# EXERCISE INSTRUCTIONS
Check every line below for the word "PATHWAYS" and copy each one that has it.

-- START OF PROVIDED INFORMATION --

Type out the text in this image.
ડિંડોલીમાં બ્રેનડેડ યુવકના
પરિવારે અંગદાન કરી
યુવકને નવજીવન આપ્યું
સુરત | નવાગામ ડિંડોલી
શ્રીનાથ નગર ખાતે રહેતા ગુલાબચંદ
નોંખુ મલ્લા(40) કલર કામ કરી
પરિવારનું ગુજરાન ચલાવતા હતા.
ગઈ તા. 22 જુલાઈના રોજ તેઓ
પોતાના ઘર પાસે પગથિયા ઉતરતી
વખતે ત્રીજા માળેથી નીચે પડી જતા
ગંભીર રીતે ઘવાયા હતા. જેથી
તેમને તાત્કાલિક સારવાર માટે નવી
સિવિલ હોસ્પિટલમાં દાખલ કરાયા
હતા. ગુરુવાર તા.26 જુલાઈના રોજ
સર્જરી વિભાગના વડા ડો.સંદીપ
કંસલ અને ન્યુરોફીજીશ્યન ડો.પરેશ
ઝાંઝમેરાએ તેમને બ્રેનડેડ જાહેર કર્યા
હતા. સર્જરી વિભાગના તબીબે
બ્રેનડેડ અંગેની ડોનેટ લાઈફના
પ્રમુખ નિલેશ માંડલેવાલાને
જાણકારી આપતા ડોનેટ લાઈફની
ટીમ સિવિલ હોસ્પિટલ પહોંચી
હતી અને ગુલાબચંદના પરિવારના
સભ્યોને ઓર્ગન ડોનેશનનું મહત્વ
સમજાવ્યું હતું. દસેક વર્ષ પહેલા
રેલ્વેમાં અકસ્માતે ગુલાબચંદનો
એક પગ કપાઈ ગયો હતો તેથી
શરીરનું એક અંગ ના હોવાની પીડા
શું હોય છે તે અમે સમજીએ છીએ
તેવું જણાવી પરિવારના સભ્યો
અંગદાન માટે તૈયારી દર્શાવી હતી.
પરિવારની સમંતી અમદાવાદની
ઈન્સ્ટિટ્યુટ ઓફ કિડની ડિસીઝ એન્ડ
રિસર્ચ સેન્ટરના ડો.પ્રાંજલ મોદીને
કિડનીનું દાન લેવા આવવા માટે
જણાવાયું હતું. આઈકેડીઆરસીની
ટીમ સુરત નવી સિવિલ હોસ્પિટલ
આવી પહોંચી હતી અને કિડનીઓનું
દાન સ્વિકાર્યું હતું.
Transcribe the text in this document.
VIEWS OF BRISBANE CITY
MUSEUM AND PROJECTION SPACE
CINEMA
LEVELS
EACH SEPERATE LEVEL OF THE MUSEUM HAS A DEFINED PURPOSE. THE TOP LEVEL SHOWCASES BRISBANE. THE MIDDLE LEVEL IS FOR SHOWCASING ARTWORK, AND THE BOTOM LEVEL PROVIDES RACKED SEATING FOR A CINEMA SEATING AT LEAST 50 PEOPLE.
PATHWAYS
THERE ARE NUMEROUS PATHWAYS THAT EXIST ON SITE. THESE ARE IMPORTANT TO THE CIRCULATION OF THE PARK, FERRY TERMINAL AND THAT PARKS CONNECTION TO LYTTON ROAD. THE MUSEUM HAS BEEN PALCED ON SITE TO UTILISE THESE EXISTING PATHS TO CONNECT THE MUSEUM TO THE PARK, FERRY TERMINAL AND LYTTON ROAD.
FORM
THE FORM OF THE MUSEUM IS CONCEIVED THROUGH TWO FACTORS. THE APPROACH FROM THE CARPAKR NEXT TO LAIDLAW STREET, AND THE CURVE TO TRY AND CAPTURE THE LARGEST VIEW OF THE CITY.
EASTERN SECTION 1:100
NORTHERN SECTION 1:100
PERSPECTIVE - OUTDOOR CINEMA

-- END OF PROVIDED INFORMATION --

# FINAL ANSWER
PATHWAYS
THERE ARE NUMEROUS PATHWAYS THAT EXIST ON SITE. THESE ARE IMPORTANT TO THE CIRCULATION OF THE PARK, FERRY TERMINAL AND THAT PARKS CONNECTION TO LYTTON ROAD. THE MUSEUM HAS BEEN PALCED ON SITE TO UTILISE THESE EXISTING PATHS TO CONNECT THE MUSEUM TO THE PARK, FERRY TERMINAL AND LYTTON ROAD.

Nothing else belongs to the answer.